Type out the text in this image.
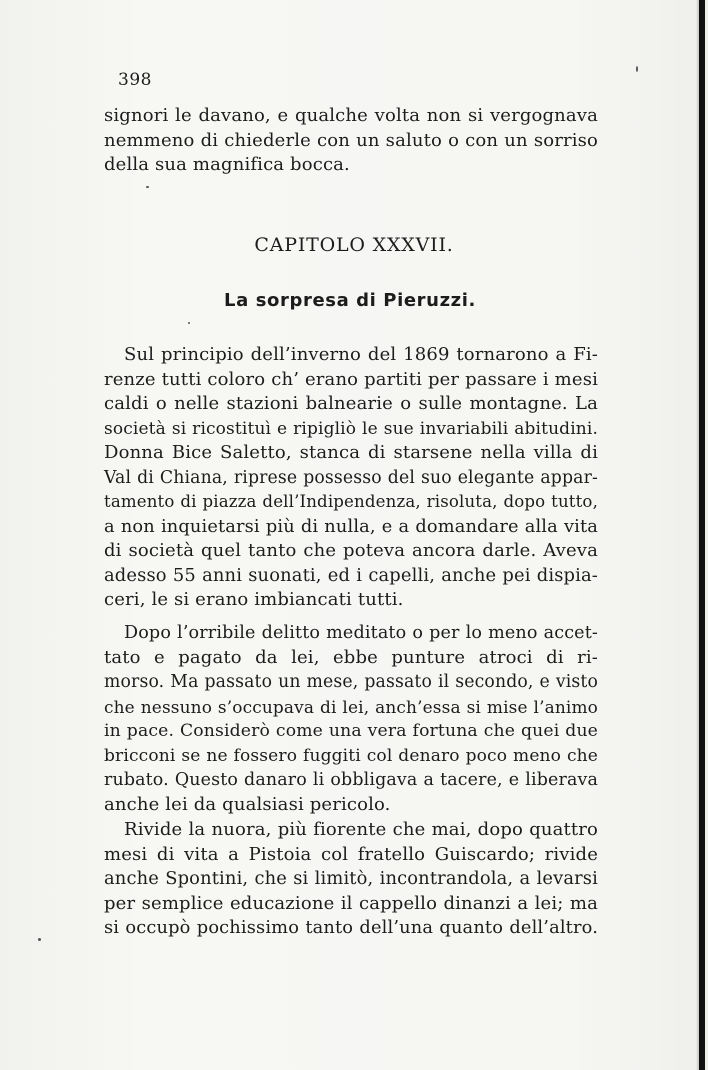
398
signori le davano, e qualche volta non si vergognava
nemmeno di chiederle con un saluto o con un sorriso
della sua magnifica bocca.
CAPITOLO XXXVII.
La sorpresa di Pieruzzi.
Sul principio dell’inverno del 1869 tornarono a Fi-
renze tutti coloro ch’ erano partiti per passare i mesi
caldi o nelle stazioni balnearie o sulle montagne. La
società si ricostituì e ripigliò le sue invariabili abitudini.
Donna Bice Saletto, stanca di starsene nella villa di
Val di Chiana, riprese possesso del suo elegante appar-
tamento di piazza dell’Indipendenza, risoluta, dopo tutto,
a non inquietarsi più di nulla, e a domandare alla vita
di società quel tanto che poteva ancora darle. Aveva
adesso 55 anni suonati, ed i capelli, anche pei dispia-
ceri, le si erano imbiancati tutti.
Dopo l’orribile delitto meditato o per lo meno accet-
tato e pagato da lei, ebbe punture atroci di ri-
morso. Ma passato un mese, passato il secondo, e visto
che nessuno s’occupava di lei, anch’essa si mise l’animo
in pace. Considerò come una vera fortuna che quei due
bricconi se ne fossero fuggiti col denaro poco meno che
rubato. Questo danaro li obbligava a tacere, e liberava
anche lei da qualsiasi pericolo.
Rivide la nuora, più fiorente che mai, dopo quattro
mesi di vita a Pistoia col fratello Guiscardo; rivide
anche Spontini, che si limitò, incontrandola, a levarsi
per semplice educazione il cappello dinanzi a lei; ma
si occupò pochissimo tanto dell’una quanto dell’altro.
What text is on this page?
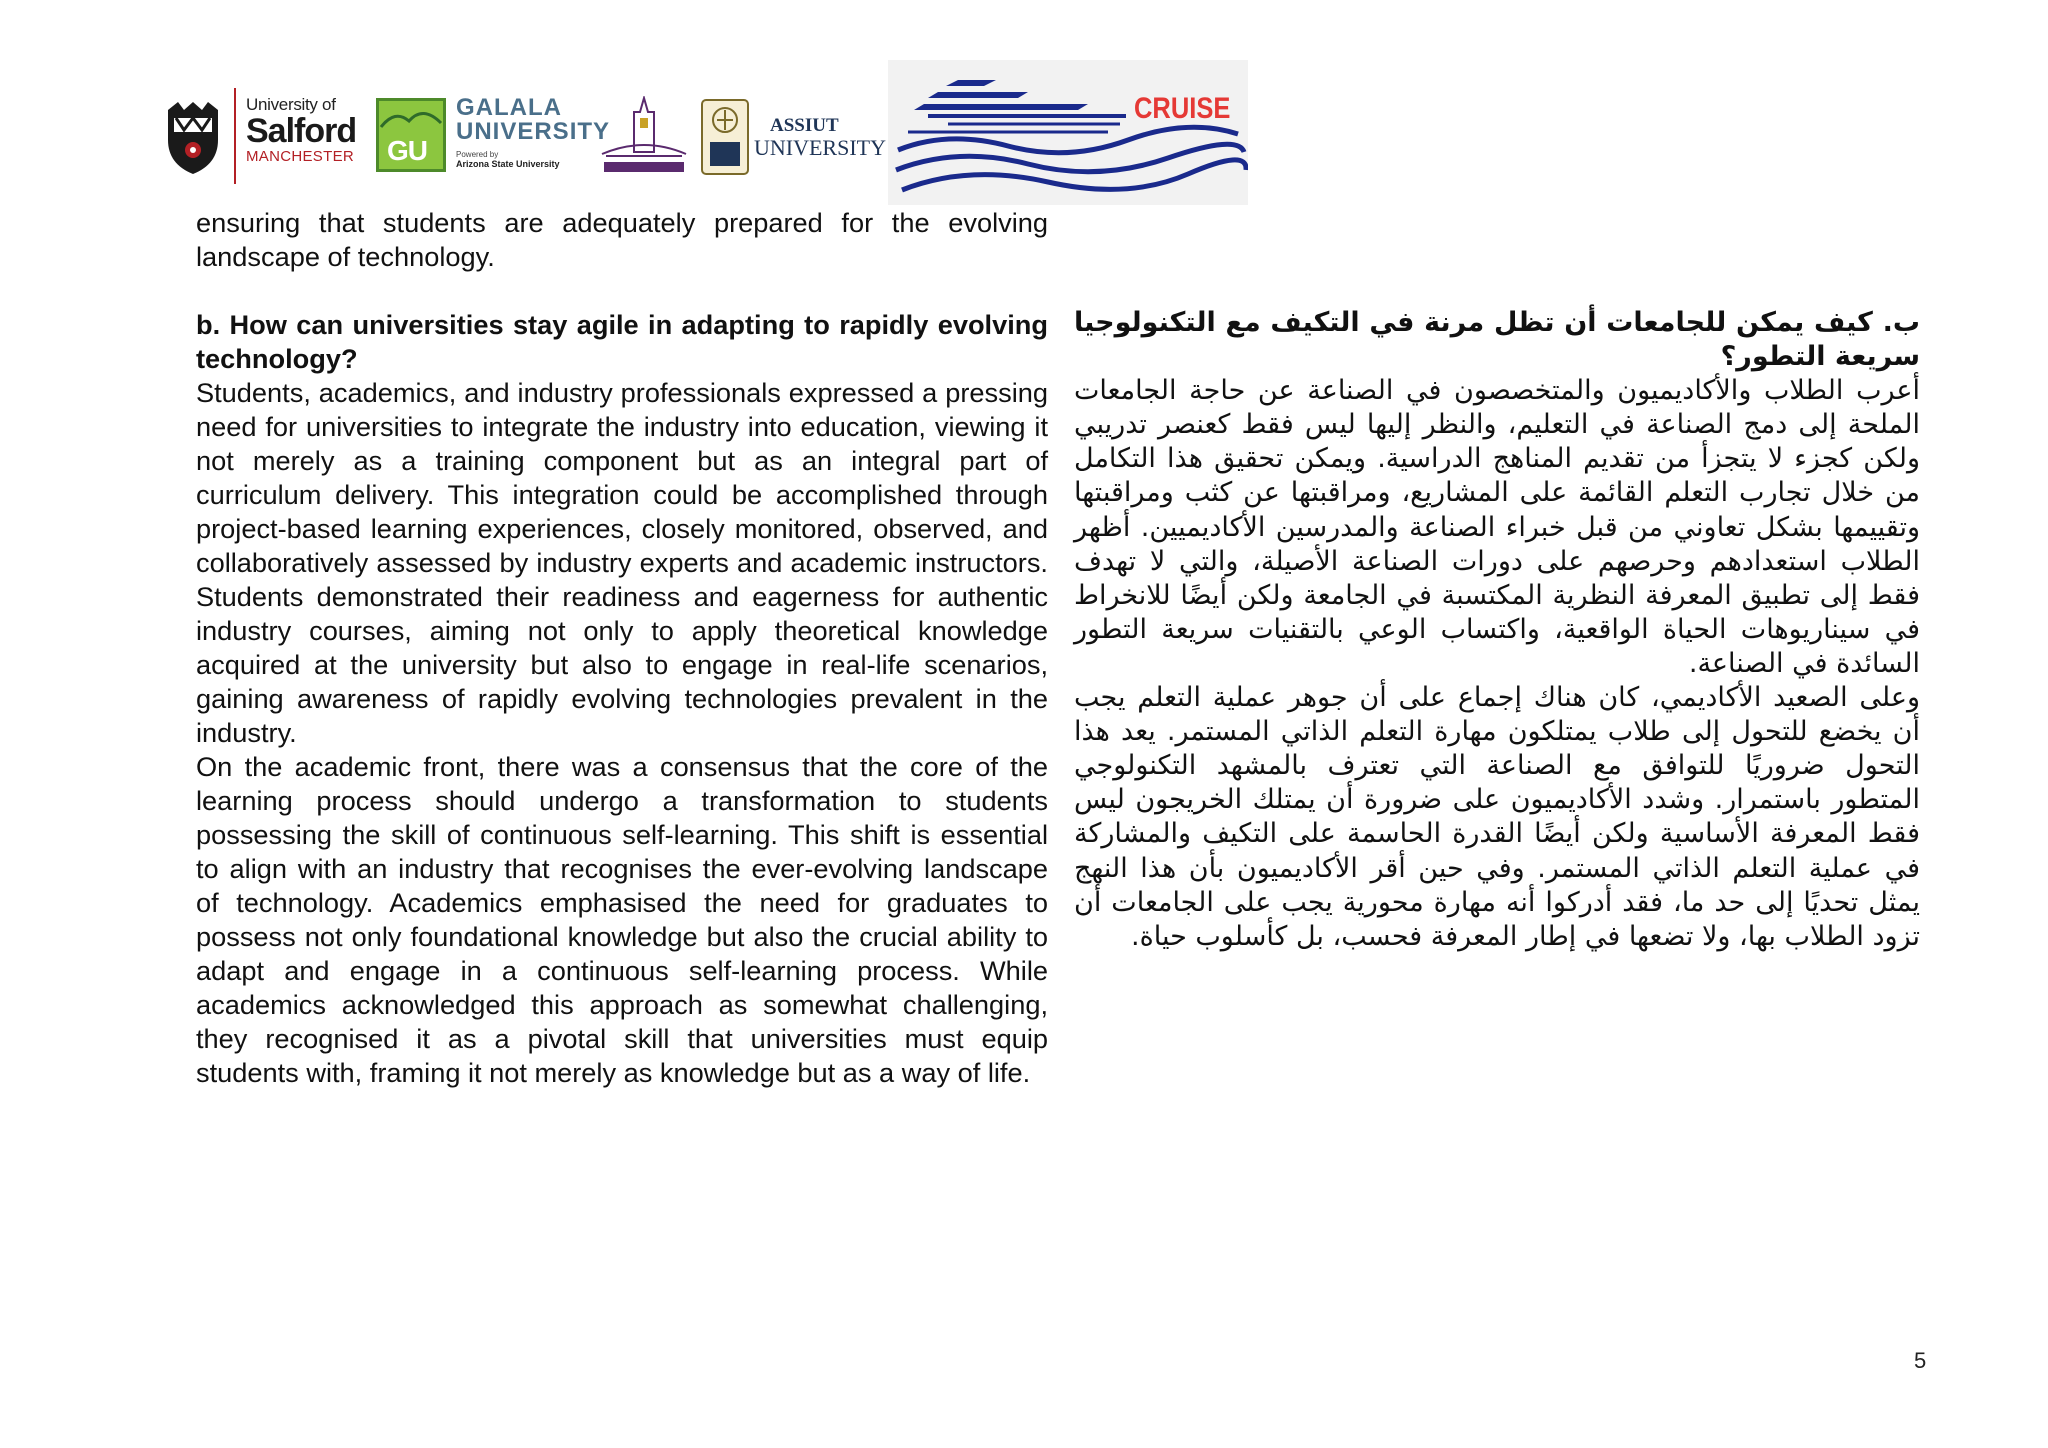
University of
Salford
MANCHESTER GU
GALALA
UNIVERSITY
Powered by
Arizona State University
ASSIUT
UNIVERSITY
CRUISE

ensuring that students are adequately prepared for the evolving landscape of technology.

b. How can universities stay agile in adapting to rapidly evolving technology?

Students, academics, and industry professionals expressed a pressing need for universities to integrate the industry into education, viewing it not merely as a training component but as an integral part of curriculum delivery. This integration could be accomplished through project-based learning experiences, closely monitored, observed, and collaboratively assessed by industry experts and academic instructors. Students demonstrated their readiness and eagerness for authentic industry courses, aiming not only to apply theoretical knowledge acquired at the university but also to engage in real-life scenarios, gaining awareness of rapidly evolving technologies prevalent in the industry.

On the academic front, there was a consensus that the core of the learning process should undergo a transformation to students possessing the skill of continuous self-learning. This shift is essential to align with an industry that recognises the ever-evolving landscape of technology. Academics emphasised the need for graduates to possess not only foundational knowledge but also the crucial ability to adapt and engage in a continuous self-learning process. While academics acknowledged this approach as somewhat challenging, they recognised it as a pivotal skill that universities must equip students with, framing it not merely as knowledge but as a way of life.

ب. كيف يمكن للجامعات أن تظل مرنة في التكيف مع التكنولوجيا سريعة التطور؟

أعرب الطلاب والأكاديميون والمتخصصون في الصناعة عن حاجة الجامعات الملحة إلى دمج الصناعة في التعليم، والنظر إليها ليس فقط كعنصر تدريبي ولكن كجزء لا يتجزأ من تقديم المناهج الدراسية. ويمكن تحقيق هذا التكامل من خلال تجارب التعلم القائمة على المشاريع، ومراقبتها عن كثب ومراقبتها وتقييمها بشكل تعاوني من قبل خبراء الصناعة والمدرسين الأكاديميين. أظهر الطلاب استعدادهم وحرصهم على دورات الصناعة الأصيلة، والتي لا تهدف فقط إلى تطبيق المعرفة النظرية المكتسبة في الجامعة ولكن أيضًا للانخراط في سيناريوهات الحياة الواقعية، واكتساب الوعي بالتقنيات سريعة التطور السائدة في الصناعة.

وعلى الصعيد الأكاديمي، كان هناك إجماع على أن جوهر عملية التعلم يجب أن يخضع للتحول إلى طلاب يمتلكون مهارة التعلم الذاتي المستمر. يعد هذا التحول ضروريًا للتوافق مع الصناعة التي تعترف بالمشهد التكنولوجي المتطور باستمرار. وشدد الأكاديميون على ضرورة أن يمتلك الخريجون ليس فقط المعرفة الأساسية ولكن أيضًا القدرة الحاسمة على التكيف والمشاركة في عملية التعلم الذاتي المستمر. وفي حين أقر الأكاديميون بأن هذا النهج يمثل تحديًا إلى حد ما، فقد أدركوا أنه مهارة محورية يجب على الجامعات أن تزود الطلاب بها، ولا تضعها في إطار المعرفة فحسب، بل كأسلوب حياة.

5
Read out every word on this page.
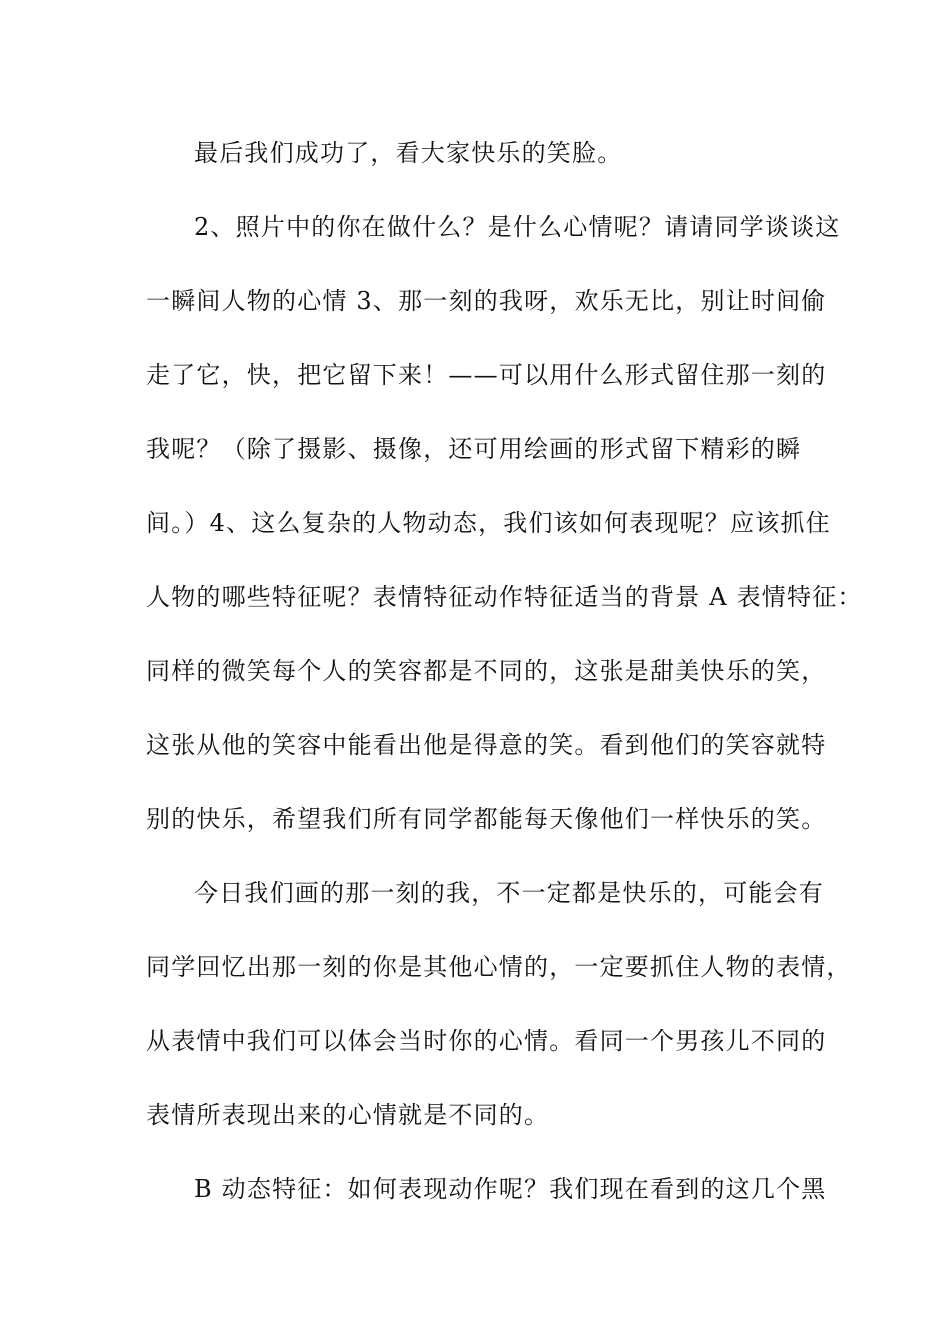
最后我们成功了，看大家快乐的笑脸。
2、照片中的你在做什么？是什么心情呢？请请同学谈谈这
一瞬间人物的心情 3、那一刻的我呀，欢乐无比，别让时间偷
走了它，快，把它留下来！——可以用什么形式留住那一刻的
我呢？（除了摄影、摄像，还可用绘画的形式留下精彩的瞬
间。）4、这么复杂的人物动态，我们该如何表现呢？应该抓住
人物的哪些特征呢？表情特征动作特征适当的背景 A 表情特征：
同样的微笑每个人的笑容都是不同的，这张是甜美快乐的笑，
这张从他的笑容中能看出他是得意的笑。看到他们的笑容就特
别的快乐，希望我们所有同学都能每天像他们一样快乐的笑。
今日我们画的那一刻的我，不一定都是快乐的，可能会有
同学回忆出那一刻的你是其他心情的，一定要抓住人物的表情，
从表情中我们可以体会当时你的心情。看同一个男孩儿不同的
表情所表现出来的心情就是不同的。
B 动态特征：如何表现动作呢？我们现在看到的这几个黑
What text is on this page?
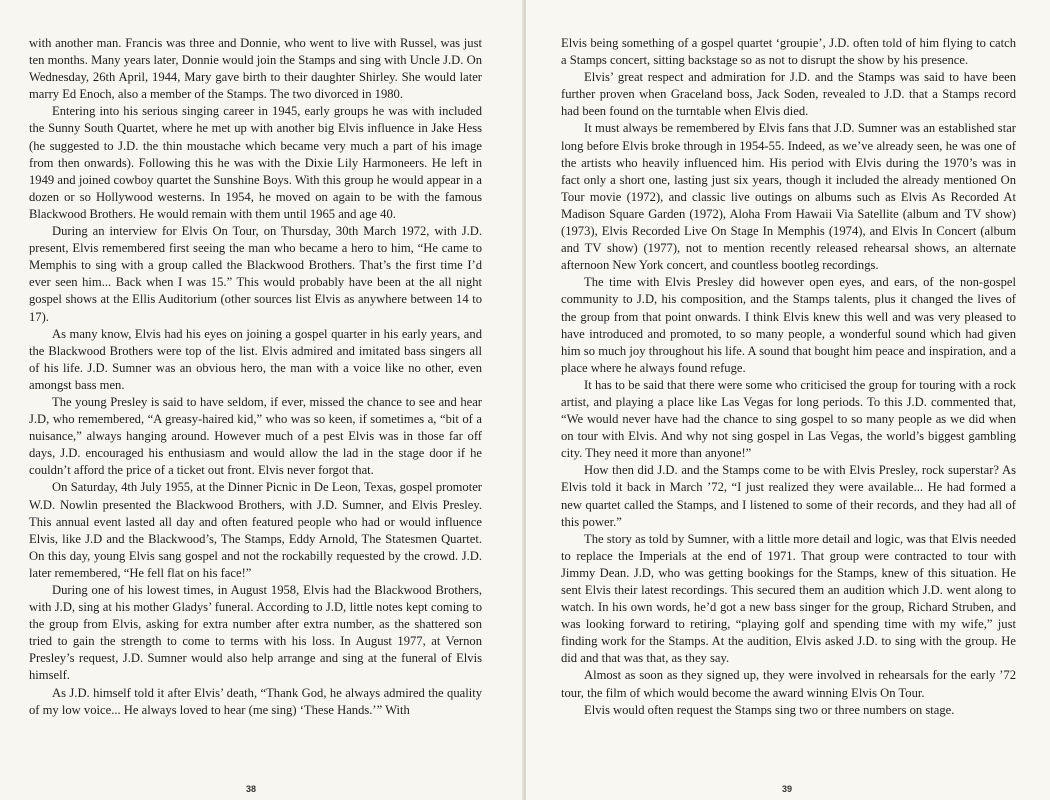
with another man. Francis was three and Donnie, who went to live with Russel, was just ten months. Many years later, Donnie would join the Stamps and sing with Uncle J.D. On Wednesday, 26th April, 1944, Mary gave birth to their daughter Shirley. She would later marry Ed Enoch, also a member of the Stamps. The two divorced in 1980.

Entering into his serious singing career in 1945, early groups he was with included the Sunny South Quartet, where he met up with another big Elvis influence in Jake Hess (he suggested to J.D. the thin moustache which became very much a part of his image from then onwards). Following this he was with the Dixie Lily Harmoneers. He left in 1949 and joined cowboy quartet the Sunshine Boys. With this group he would appear in a dozen or so Hollywood westerns. In 1954, he moved on again to be with the famous Blackwood Brothers. He would remain with them until 1965 and age 40.

During an interview for Elvis On Tour, on Thursday, 30th March 1972, with J.D. present, Elvis remembered first seeing the man who became a hero to him, “He came to Memphis to sing with a group called the Blackwood Brothers. That’s the first time I’d ever seen him... Back when I was 15.” This would probably have been at the all night gospel shows at the Ellis Auditorium (other sources list Elvis as anywhere between 14 to 17).

As many know, Elvis had his eyes on joining a gospel quarter in his early years, and the Blackwood Brothers were top of the list. Elvis admired and imitated bass singers all of his life. J.D. Sumner was an obvious hero, the man with a voice like no other, even amongst bass men.

The young Presley is said to have seldom, if ever, missed the chance to see and hear J.D, who remembered, “A greasy-haired kid,” who was so keen, if sometimes a, “bit of a nuisance,” always hanging around. However much of a pest Elvis was in those far off days, J.D. encouraged his enthusiasm and would allow the lad in the stage door if he couldn’t afford the price of a ticket out front. Elvis never forgot that.

On Saturday, 4th July 1955, at the Dinner Picnic in De Leon, Texas, gospel promoter W.D. Nowlin presented the Blackwood Brothers, with J.D. Sumner, and Elvis Presley. This annual event lasted all day and often featured people who had or would influence Elvis, like J.D and the Blackwood’s, The Stamps, Eddy Arnold, The Statesmen Quartet. On this day, young Elvis sang gospel and not the rockabilly requested by the crowd. J.D. later remembered, “He fell flat on his face!”

During one of his lowest times, in August 1958, Elvis had the Blackwood Brothers, with J.D, sing at his mother Gladys’ funeral. According to J.D, little notes kept coming to the group from Elvis, asking for extra number after extra number, as the shattered son tried to gain the strength to come to terms with his loss. In August 1977, at Vernon Presley’s request, J.D. Sumner would also help arrange and sing at the funeral of Elvis himself.

As J.D. himself told it after Elvis’ death, “Thank God, he always admired the quality of my low voice... He always loved to hear (me sing) ‘These Hands.’” With

38

Elvis being something of a gospel quartet ‘groupie’, J.D. often told of him flying to catch a Stamps concert, sitting backstage so as not to disrupt the show by his presence.

Elvis’ great respect and admiration for J.D. and the Stamps was said to have been further proven when Graceland boss, Jack Soden, revealed to J.D. that a Stamps record had been found on the turntable when Elvis died.

It must always be remembered by Elvis fans that J.D. Sumner was an established star long before Elvis broke through in 1954-55. Indeed, as we’ve already seen, he was one of the artists who heavily influenced him. His period with Elvis during the 1970’s was in fact only a short one, lasting just six years, though it included the already mentioned On Tour movie (1972), and classic live outings on albums such as Elvis As Recorded At Madison Square Garden (1972), Aloha From Hawaii Via Satellite (album and TV show) (1973), Elvis Recorded Live On Stage In Memphis (1974), and Elvis In Concert (album and TV show) (1977), not to mention recently released rehearsal shows, an alternate afternoon New York concert, and countless bootleg recordings.

The time with Elvis Presley did however open eyes, and ears, of the non-gospel community to J.D, his composition, and the Stamps talents, plus it changed the lives of the group from that point onwards. I think Elvis knew this well and was very pleased to have introduced and promoted, to so many people, a wonderful sound which had given him so much joy throughout his life. A sound that bought him peace and inspiration, and a place where he always found refuge.

It has to be said that there were some who criticised the group for touring with a rock artist, and playing a place like Las Vegas for long periods. To this J.D. commented that, “We would never have had the chance to sing gospel to so many people as we did when on tour with Elvis. And why not sing gospel in Las Vegas, the world’s biggest gambling city. They need it more than anyone!”

How then did J.D. and the Stamps come to be with Elvis Presley, rock superstar? As Elvis told it back in March ’72, “I just realized they were available... He had formed a new quartet called the Stamps, and I listened to some of their records, and they had all of this power.”

The story as told by Sumner, with a little more detail and logic, was that Elvis needed to replace the Imperials at the end of 1971. That group were contracted to tour with Jimmy Dean. J.D, who was getting bookings for the Stamps, knew of this situation. He sent Elvis their latest recordings. This secured them an audition which J.D. went along to watch. In his own words, he’d got a new bass singer for the group, Richard Struben, and was looking forward to retiring, “playing golf and spending time with my wife,” just finding work for the Stamps. At the audition, Elvis asked J.D. to sing with the group. He did and that was that, as they say.

Almost as soon as they signed up, they were involved in rehearsals for the early ’72 tour, the film of which would become the award winning Elvis On Tour.

Elvis would often request the Stamps sing two or three numbers on stage.

39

+===+

● **Exercise directions**: Pick out, from the lines above, every one that contains the string "vita".

● **Task result**:
a non inquietarsi più di nulla, e a domandare alla vita
mesi di vita a Pistoia col fratello Guiscardo; rivide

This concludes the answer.